List all lines of the data containing the word "социального".

▼

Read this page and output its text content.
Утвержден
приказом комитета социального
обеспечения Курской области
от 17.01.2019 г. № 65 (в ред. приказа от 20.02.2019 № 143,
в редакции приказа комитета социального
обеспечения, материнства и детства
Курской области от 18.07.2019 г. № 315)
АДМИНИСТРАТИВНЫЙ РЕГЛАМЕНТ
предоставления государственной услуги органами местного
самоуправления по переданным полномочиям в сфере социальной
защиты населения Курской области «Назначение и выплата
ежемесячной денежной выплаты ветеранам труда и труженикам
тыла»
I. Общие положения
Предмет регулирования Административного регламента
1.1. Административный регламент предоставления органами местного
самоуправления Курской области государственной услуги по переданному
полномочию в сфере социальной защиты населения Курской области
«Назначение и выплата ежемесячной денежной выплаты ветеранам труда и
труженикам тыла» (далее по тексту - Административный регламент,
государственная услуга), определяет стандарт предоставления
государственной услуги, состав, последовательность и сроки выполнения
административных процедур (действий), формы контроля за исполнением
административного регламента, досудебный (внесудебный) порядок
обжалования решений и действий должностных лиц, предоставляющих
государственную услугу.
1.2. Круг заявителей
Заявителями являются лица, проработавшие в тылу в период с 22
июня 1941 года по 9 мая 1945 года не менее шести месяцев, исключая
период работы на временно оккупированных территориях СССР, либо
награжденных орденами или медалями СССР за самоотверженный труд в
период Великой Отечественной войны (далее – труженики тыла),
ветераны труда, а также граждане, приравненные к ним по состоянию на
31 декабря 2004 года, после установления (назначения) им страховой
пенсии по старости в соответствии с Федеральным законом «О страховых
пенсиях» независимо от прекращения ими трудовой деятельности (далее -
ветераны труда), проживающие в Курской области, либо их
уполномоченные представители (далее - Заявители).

▲
▼

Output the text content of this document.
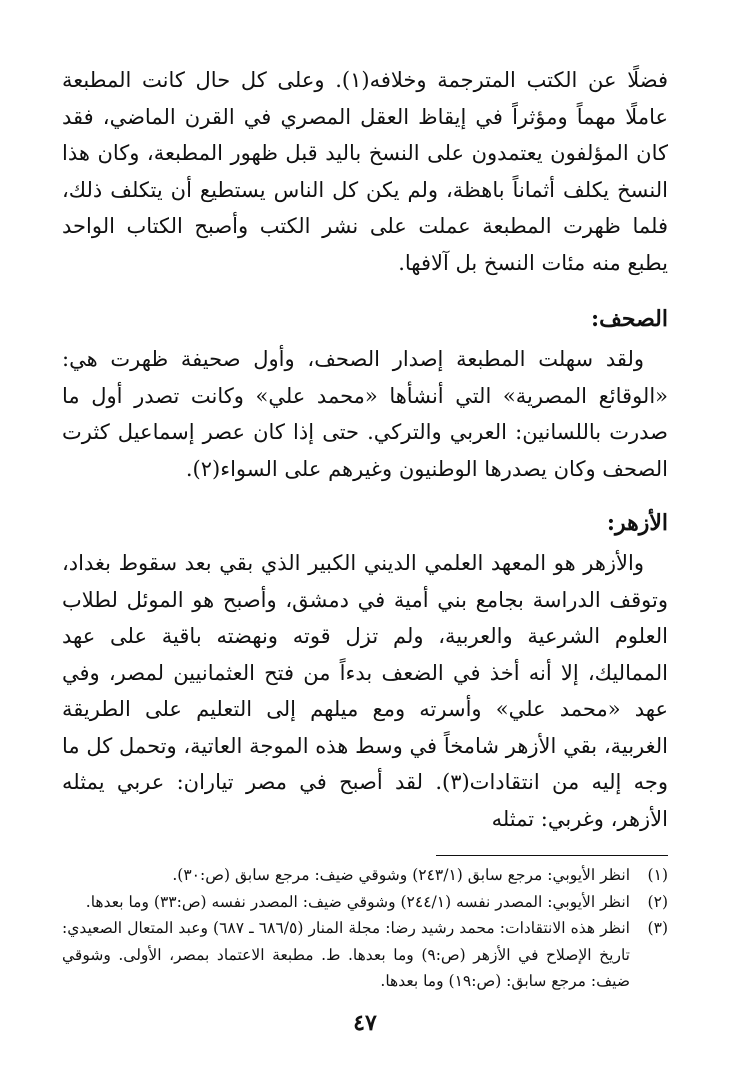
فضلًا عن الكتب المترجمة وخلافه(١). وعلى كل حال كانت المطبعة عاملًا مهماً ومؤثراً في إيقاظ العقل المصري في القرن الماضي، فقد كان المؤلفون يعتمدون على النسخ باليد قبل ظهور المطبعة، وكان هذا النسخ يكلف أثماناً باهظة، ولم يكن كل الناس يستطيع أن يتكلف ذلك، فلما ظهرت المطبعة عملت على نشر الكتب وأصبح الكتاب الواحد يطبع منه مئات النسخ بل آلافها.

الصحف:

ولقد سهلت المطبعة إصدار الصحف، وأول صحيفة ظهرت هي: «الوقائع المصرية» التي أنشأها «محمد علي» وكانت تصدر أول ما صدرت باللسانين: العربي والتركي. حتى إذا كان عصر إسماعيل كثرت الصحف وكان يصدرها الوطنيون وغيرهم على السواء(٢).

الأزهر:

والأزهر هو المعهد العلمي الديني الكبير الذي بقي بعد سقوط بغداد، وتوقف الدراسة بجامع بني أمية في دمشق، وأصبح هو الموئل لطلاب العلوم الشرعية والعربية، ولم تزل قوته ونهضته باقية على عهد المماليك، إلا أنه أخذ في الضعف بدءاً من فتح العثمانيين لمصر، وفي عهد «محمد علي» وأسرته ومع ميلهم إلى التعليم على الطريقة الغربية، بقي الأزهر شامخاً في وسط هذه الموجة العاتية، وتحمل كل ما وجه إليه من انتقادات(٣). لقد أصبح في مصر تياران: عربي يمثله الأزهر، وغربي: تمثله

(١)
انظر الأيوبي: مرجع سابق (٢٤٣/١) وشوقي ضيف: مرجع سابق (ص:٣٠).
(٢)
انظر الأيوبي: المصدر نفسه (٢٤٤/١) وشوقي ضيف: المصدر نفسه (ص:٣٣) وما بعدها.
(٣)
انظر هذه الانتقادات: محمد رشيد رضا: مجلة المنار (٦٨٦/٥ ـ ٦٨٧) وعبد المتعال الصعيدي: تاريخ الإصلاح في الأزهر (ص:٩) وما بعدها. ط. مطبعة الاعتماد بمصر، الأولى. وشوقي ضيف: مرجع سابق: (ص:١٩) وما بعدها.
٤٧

▲

**Solution to the problem**.
приказом комитета социального
в редакции приказа комитета социального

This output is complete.